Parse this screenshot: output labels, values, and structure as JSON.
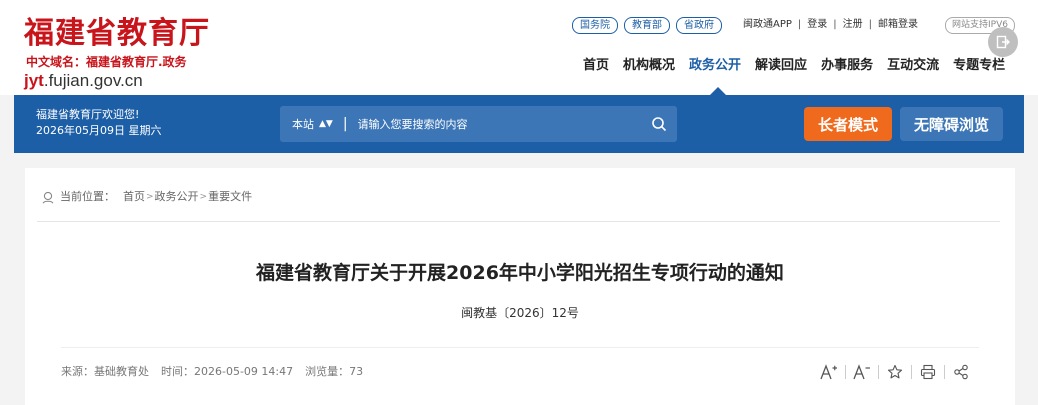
{
  "header": {
    "logo_title": "福建省教育厅",
    "domain_label": "中文域名：福建省教育厅.政务",
    "url_prefix": "jyt",
    "url_suffix": ".fujian.gov.cn",
    "gov_links": [
      "国务院",
      "教育部",
      "省政府"
    ],
    "top_links": [
      "闽政通APP",
      "登录",
      "注册",
      "邮箱登录"
    ],
    "ipv6": "网站支持IPV6",
    "nav": [
      "首页",
      "机构概况",
      "政务公开",
      "解读回应",
      "办事服务",
      "互动交流",
      "专题专栏"
    ],
    "nav_active": "政务公开"
  },
  "bluebar": {
    "welcome": "福建省教育厅欢迎您!",
    "date": "2026年05月09日 星期六",
    "search_scope": "本站",
    "search_placeholder": "请输入您要搜索的内容",
    "elder_mode": "长者模式",
    "accessibility": "无障碍浏览",
    "colors": {
      "bar": "#1d5fa7",
      "elder": "#f06a1e"
    }
  },
  "article": {
    "breadcrumb_label": "当前位置：",
    "breadcrumb": [
      "首页",
      "政务公开",
      "重要文件"
    ],
    "title": "福建省教育厅关于开展2026年中小学阳光招生专项行动的通知",
    "doc_number": "闽教基〔2026〕12号",
    "source": "来源：基础教育处",
    "time": "时间：2026-05-09 14:47",
    "views": "浏览量：73"
  },
  "icons": [
    "location-icon",
    "search-icon",
    "font-larger-icon",
    "font-smaller-icon",
    "star-icon",
    "print-icon",
    "share-icon",
    "exit-icon"
  ]
}
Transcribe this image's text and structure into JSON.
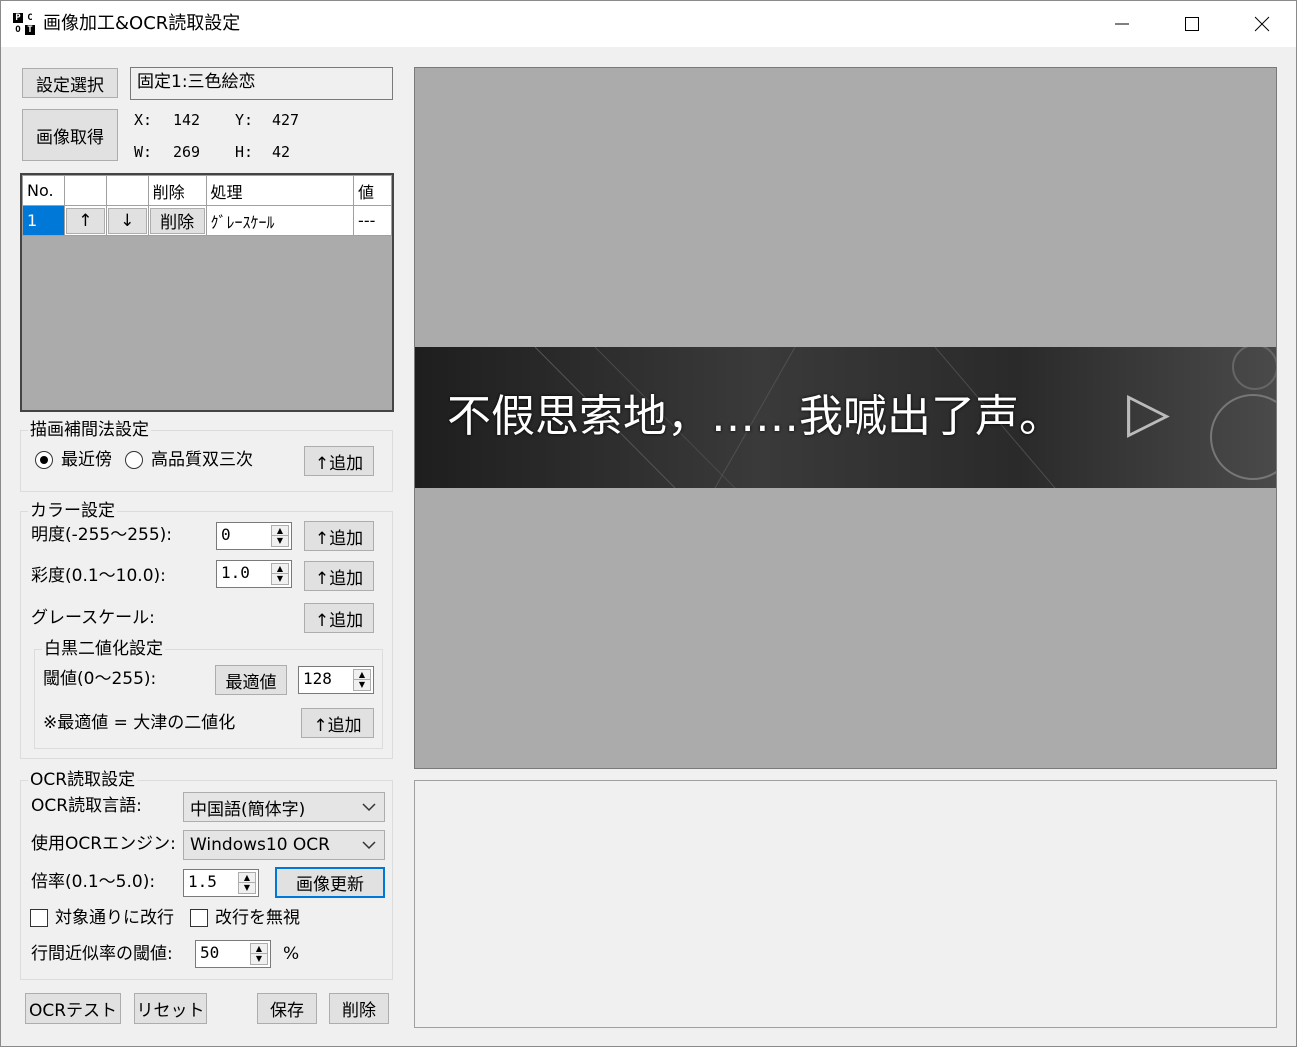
{
  "window": {
    "title": "画像加工&OCR読取設定",
    "icon_letters": [
      "P",
      "C",
      "O",
      "T"
    ]
  },
  "setting": {
    "select_button": "設定選択",
    "current": "固定1:三色絵恋"
  },
  "capture": {
    "button": "画像取得",
    "x_label": "X:",
    "x_value": "142",
    "y_label": "Y:",
    "y_value": "427",
    "w_label": "W:",
    "w_value": "269",
    "h_label": "H:",
    "h_value": "42"
  },
  "process_table": {
    "headers": [
      "No.",
      "",
      "",
      "削除",
      "処理",
      "値"
    ],
    "rows": [
      {
        "no": "1",
        "up": "↑",
        "down": "↓",
        "delete": "削除",
        "process": "ｸﾞﾚｰｽｹｰﾙ",
        "value": "---"
      }
    ]
  },
  "interpolation": {
    "group_label": "描画補間法設定",
    "option1": "最近傍",
    "option2": "高品質双三次",
    "selected": "最近傍",
    "add_button": "↑追加"
  },
  "color": {
    "group_label": "カラー設定",
    "brightness_label": "明度(-255～255):",
    "brightness_value": "0",
    "saturation_label": "彩度(0.1～10.0):",
    "saturation_value": "1.0",
    "grayscale_label": "グレースケール:",
    "add_button": "↑追加"
  },
  "binarize": {
    "group_label": "白黒二値化設定",
    "threshold_label": "閾値(0～255):",
    "optimal_button": "最適値",
    "threshold_value": "128",
    "note": "※最適値 = 大津の二値化",
    "add_button": "↑追加"
  },
  "ocr": {
    "group_label": "OCR読取設定",
    "language_label": "OCR読取言語:",
    "language_value": "中国語(簡体字)",
    "engine_label": "使用OCRエンジン:",
    "engine_value": "Windows10 OCR",
    "scale_label": "倍率(0.1～5.0):",
    "scale_value": "1.5",
    "refresh_button": "画像更新",
    "newline_label": "対象通りに改行",
    "ignore_newline_label": "改行を無視",
    "line_threshold_label": "行間近似率の閾値:",
    "line_threshold_value": "50",
    "percent": "%"
  },
  "bottom_buttons": {
    "ocr_test": "OCRテスト",
    "reset": "リセット",
    "save": "保存",
    "delete": "削除"
  },
  "preview": {
    "caption_text": "不假思索地，……我喊出了声。",
    "next_glyph": "▷"
  },
  "colors": {
    "preview_bg": "#ababab",
    "banner_bg": "#2b2b2b",
    "selected_row": "#0078d7",
    "focus_border": "#0078d7"
  }
}
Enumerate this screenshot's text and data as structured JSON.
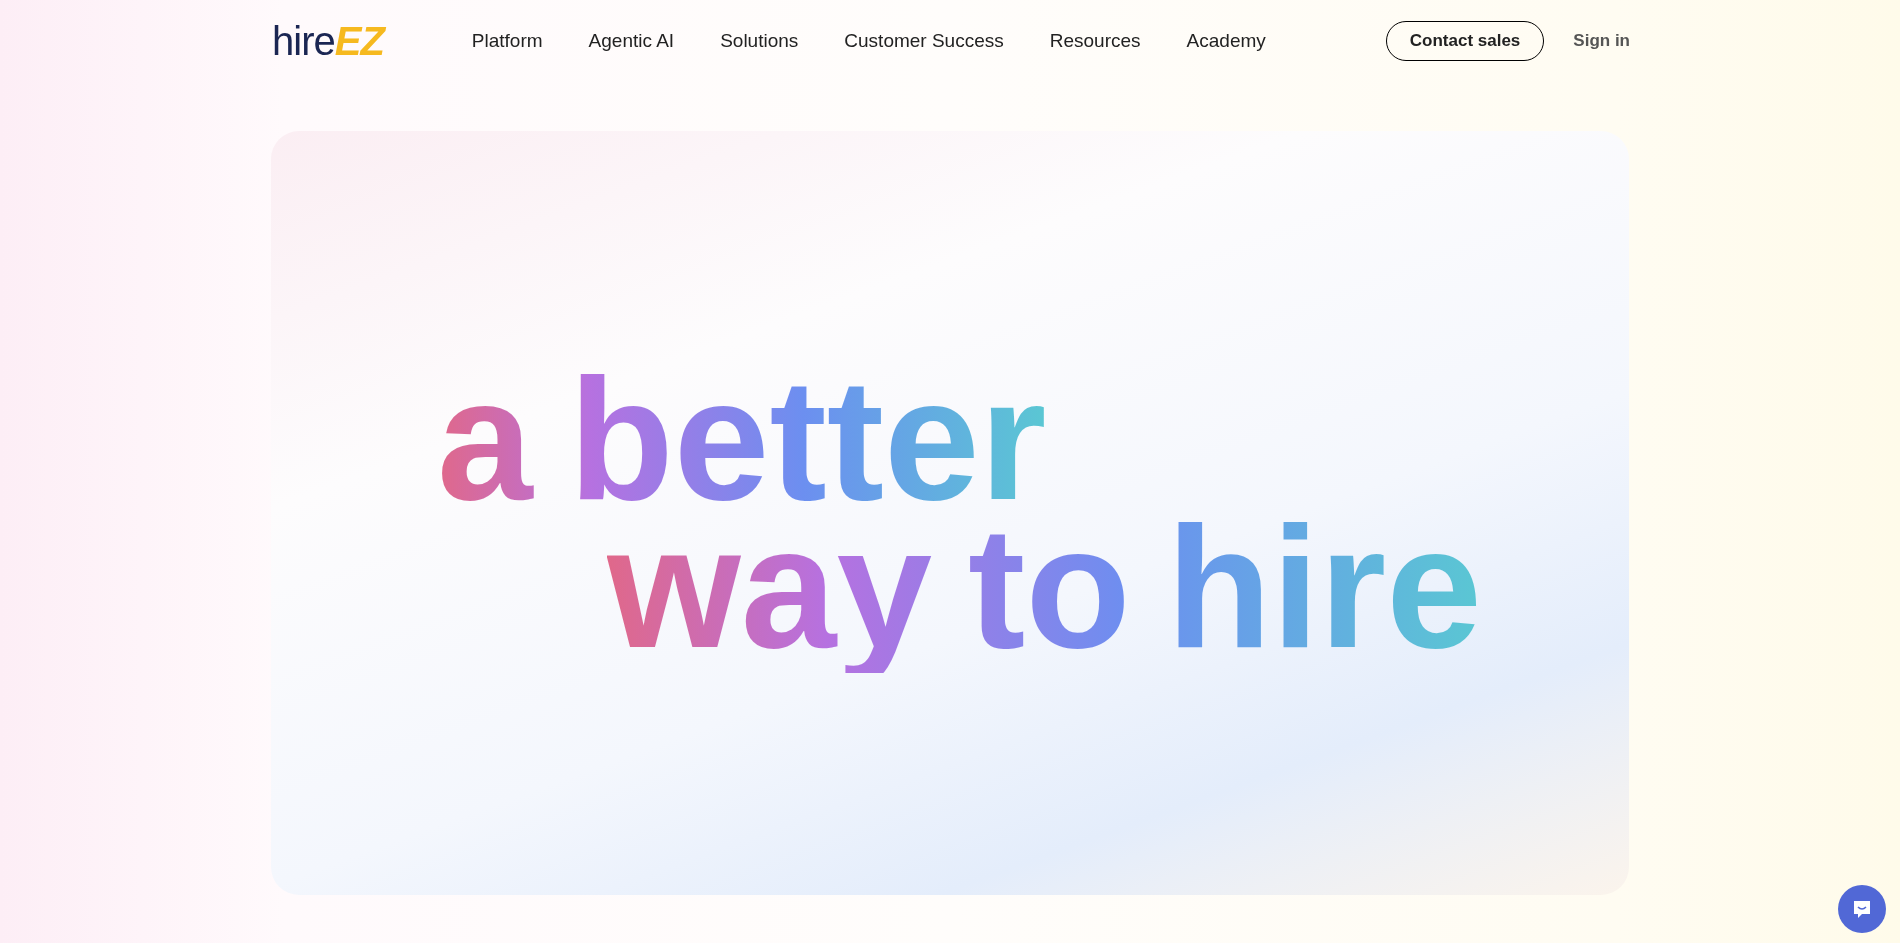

——

** Aim of the task **
Copy all the lines of data exactly as they appear, dropping any images.

** Response to the task **
Parse this screenshot: output labels, values, and structure as JSON.
{
  "header": {
    "logo_title": "福建省教育厅",
    "domain_label": "中文域名：福建省教育厅.政务",
    "url_prefix": "jyt",
    "url_suffix": ".fujian.gov.cn",
    "gov_links": [
      "国务院",
      "教育部",
      "省政府"
    ],
    "top_links": [
      "闽政通APP",
      "登录",
      "注册",
      "邮箱登录"
    ],
    "ipv6": "网站支持IPV6",
    "nav": [
      "首页",
      "机构概况",
      "政务公开",
      "解读回应",
      "办事服务",
      "互动交流",
      "专题专栏"
    ],
    "nav_active": "政务公开"
  },
  "bluebar": {
    "welcome": "福建省教育厅欢迎您!",
    "date": "2026年05月09日 星期六",
    "search_scope": "本站",
    "search_placeholder": "请输入您要搜索的内容",
    "elder_mode": "长者模式",
    "accessibility": "无障碍浏览",
    "colors": {
      "bar": "#1d5fa7",
      "elder": "#f06a1e"
    }
  },
  "article": {
    "breadcrumb_label": "当前位置：",
    "breadcrumb": [
      "首页",
      "政务公开",
      "重要文件"
    ],
    "title": "福建省教育厅关于开展2026年中小学阳光招生专项行动的通知",
    "doc_number": "闽教基〔2026〕12号",
    "source": "来源：基础教育处",
    "time": "时间：2026-05-09 14:47",
    "views": "浏览量：73"
  },
  "icons": [
    "location-icon",
    "search-icon",
    "font-larger-icon",
    "font-smaller-icon",
    "star-icon",
    "print-icon",
    "share-icon",
    "exit-icon"
  ]
}
Transcribe this image's text and structure into JSON.
{
  "window": {
    "title": "画像加工&OCR読取設定",
    "icon_letters": [
      "P",
      "C",
      "O",
      "T"
    ]
  },
  "setting": {
    "select_button": "設定選択",
    "current": "固定1:三色絵恋"
  },
  "capture": {
    "button": "画像取得",
    "x_label": "X:",
    "x_value": "142",
    "y_label": "Y:",
    "y_value": "427",
    "w_label": "W:",
    "w_value": "269",
    "h_label": "H:",
    "h_value": "42"
  },
  "process_table": {
    "headers": [
      "No.",
      "",
      "",
      "削除",
      "処理",
      "値"
    ],
    "rows": [
      {
        "no": "1",
        "up": "↑",
        "down": "↓",
        "delete": "削除",
        "process": "ｸﾞﾚｰｽｹｰﾙ",
        "value": "---"
      }
    ]
  },
  "interpolation": {
    "group_label": "描画補間法設定",
    "option1": "最近傍",
    "option2": "高品質双三次",
    "selected": "最近傍",
    "add_button": "↑追加"
  },
  "color": {
    "group_label": "カラー設定",
    "brightness_label": "明度(-255～255):",
    "brightness_value": "0",
    "saturation_label": "彩度(0.1～10.0):",
    "saturation_value": "1.0",
    "grayscale_label": "グレースケール:",
    "add_button": "↑追加"
  },
  "binarize": {
    "group_label": "白黒二値化設定",
    "threshold_label": "閾値(0～255):",
    "optimal_button": "最適値",
    "threshold_value": "128",
    "note": "※最適値 = 大津の二値化",
    "add_button": "↑追加"
  },
  "ocr": {
    "group_label": "OCR読取設定",
    "language_label": "OCR読取言語:",
    "language_value": "中国語(簡体字)",
    "engine_label": "使用OCRエンジン:",
    "engine_value": "Windows10 OCR",
    "scale_label": "倍率(0.1～5.0):",
    "scale_value": "1.5",
    "refresh_button": "画像更新",
    "newline_label": "対象通りに改行",
    "ignore_newline_label": "改行を無視",
    "line_threshold_label": "行間近似率の閾値:",
    "line_threshold_value": "50",
    "percent": "%"
  },
  "bottom_buttons": {
    "ocr_test": "OCRテスト",
    "reset": "リセット",
    "save": "保存",
    "delete": "削除"
  },
  "preview": {
    "caption_text": "不假思索地，……我喊出了声。",
    "next_glyph": "▷"
  },
  "colors": {
    "preview_bg": "#ababab",
    "banner_bg": "#2b2b2b",
    "selected_row": "#0078d7",
    "focus_border": "#0078d7"
  }
}
Enumerate this screenshot's text and data as structured JSON.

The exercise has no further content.